— start Supplied records —

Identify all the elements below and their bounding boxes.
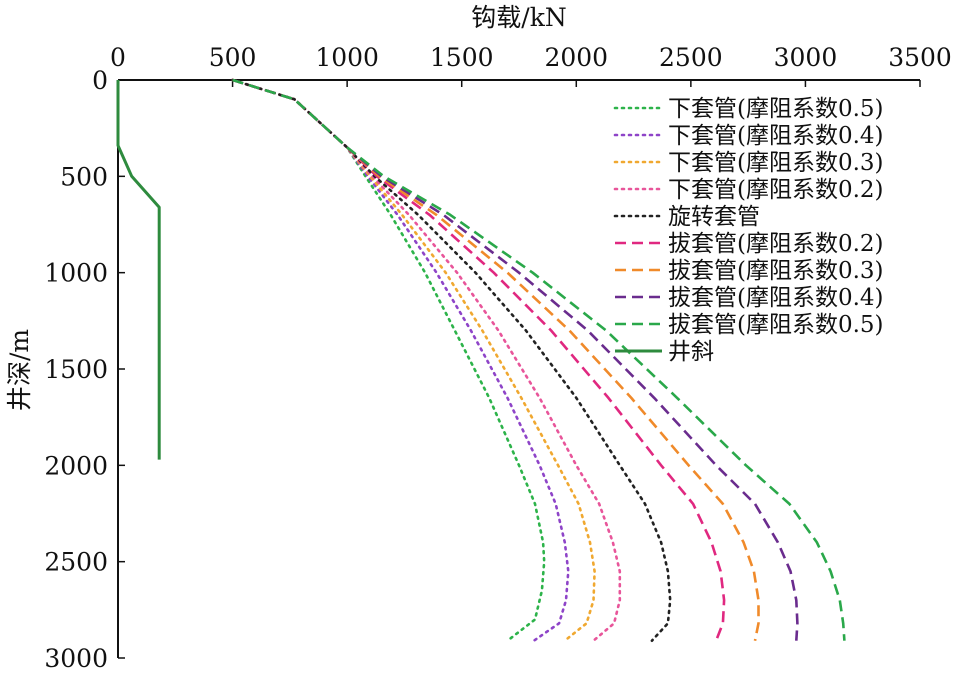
x-tick-label: 3000 [774, 43, 838, 72]
x-tick-label: 1000 [315, 43, 379, 72]
series-line [231, 78, 546, 642]
x-axis-title: 钩载/kN [471, 3, 566, 32]
y-tick-label: 2500 [44, 548, 108, 577]
x-tick-label: 0 [110, 43, 126, 72]
x-tick-label: 3500 [888, 43, 952, 72]
y-tick-label: 1500 [44, 355, 108, 384]
x-tick-label: 500 [209, 43, 257, 72]
series-line [231, 78, 622, 642]
legend-label: 下套管(摩阻系数0.3) [668, 150, 884, 176]
y-tick-label: 3000 [44, 644, 108, 673]
series-line [231, 78, 672, 642]
series-line [232, 78, 760, 641]
legend-label: 井斜 [668, 339, 714, 365]
axes: 0 500 1000 1500 2000 2500 3000 3500 0 500 1000 1500… [44, 43, 951, 673]
series-line [231, 78, 570, 642]
x-tick-label: 2000 [544, 43, 608, 72]
legend-label: 拔套管(摩阻系数0.2) [668, 231, 884, 257]
y-tick-label: 0 [92, 66, 108, 95]
legend-label: 拔套管(摩阻系数0.3) [668, 258, 884, 284]
legend-label: 下套管(摩阻系数0.5) [668, 96, 884, 122]
x-tick-label: 2500 [659, 43, 723, 72]
y-tick-label: 2000 [44, 451, 108, 480]
legend: 下套管(摩阻系数0.5)下套管(摩阻系数0.4)下套管(摩阻系数0.3)下套管(… [613, 96, 884, 365]
series-line [232, 78, 846, 641]
y-axis-title: 井深/m [5, 329, 34, 411]
legend-label: 下套管(摩阻系数0.2) [668, 177, 884, 203]
series-line [232, 78, 726, 642]
series-line [116, 80, 161, 460]
y-tick-label: 500 [60, 162, 108, 191]
series-group [116, 78, 846, 642]
series-line [231, 78, 596, 642]
series-line [232, 78, 799, 641]
y-tick-label: 1000 [44, 259, 108, 288]
legend-label: 旋转套管 [668, 204, 760, 230]
x-tick-label: 1500 [430, 43, 494, 72]
legend-label: 拔套管(摩阻系数0.4) [668, 285, 884, 311]
legend-label: 拔套管(摩阻系数0.5) [668, 312, 884, 338]
legend-label: 下套管(摩阻系数0.4) [668, 123, 884, 149]
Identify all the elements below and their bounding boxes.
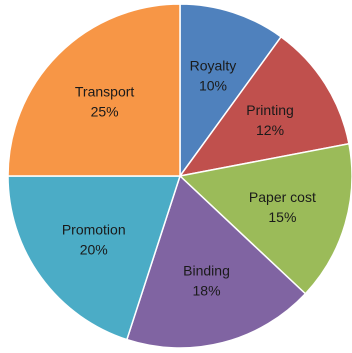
slice-value-paper-cost: 15% — [268, 209, 296, 225]
slice-value-transport: 25% — [91, 104, 119, 120]
slice-label-transport: Transport — [75, 84, 135, 100]
slice-label-binding: Binding — [183, 262, 230, 278]
slice-value-royalty: 10% — [199, 78, 227, 94]
slice-label-paper-cost: Paper cost — [249, 189, 316, 205]
labels-layer: Royalty 10% Printing 12% Paper cost 15% Bindin… — [62, 58, 316, 299]
pie-slice-promotion — [7, 175, 182, 341]
pie-slice-royalty — [179, 3, 283, 179]
pie-slice-transport — [7, 3, 181, 177]
slice-label-promotion: Promotion — [62, 222, 126, 238]
slice-value-promotion: 20% — [80, 242, 108, 258]
slice-label-royalty: Royalty — [190, 58, 237, 74]
slice-value-binding: 18% — [193, 282, 221, 298]
slice-label-printing: Printing — [246, 102, 293, 118]
pie-slice-paper-cost — [178, 142, 352, 295]
pie-slice-printing — [178, 35, 350, 178]
slice-value-printing: 12% — [256, 122, 284, 138]
slices-layer — [7, 3, 352, 349]
pie-slice-binding — [125, 174, 307, 349]
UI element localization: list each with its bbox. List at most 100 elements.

— end Supplied records —

* _Exercise objective_
Output, exactly as they appear, the lines of the listing from the one containing "x-tick-label: 3000 [774, 43, 838, 72]" through the one containing "legend-label: 井斜 [668, 339, 714, 365]", including both of those lines.

* _Final answer_
x-tick-label: 3000 [774, 43, 838, 72]
x-tick-label: 1000 [315, 43, 379, 72]
series-line [231, 78, 546, 642]
x-axis-title: 钩载/kN [471, 3, 566, 32]
y-tick-label: 2500 [44, 548, 108, 577]
x-tick-label: 0 [110, 43, 126, 72]
x-tick-label: 3500 [888, 43, 952, 72]
y-tick-label: 1500 [44, 355, 108, 384]
x-tick-label: 500 [209, 43, 257, 72]
series-line [231, 78, 622, 642]
legend-label: 下套管(摩阻系数0.3) [668, 150, 884, 176]
y-tick-label: 3000 [44, 644, 108, 673]
series-line [231, 78, 672, 642]
series-line [232, 78, 760, 641]
legend-label: 井斜 [668, 339, 714, 365]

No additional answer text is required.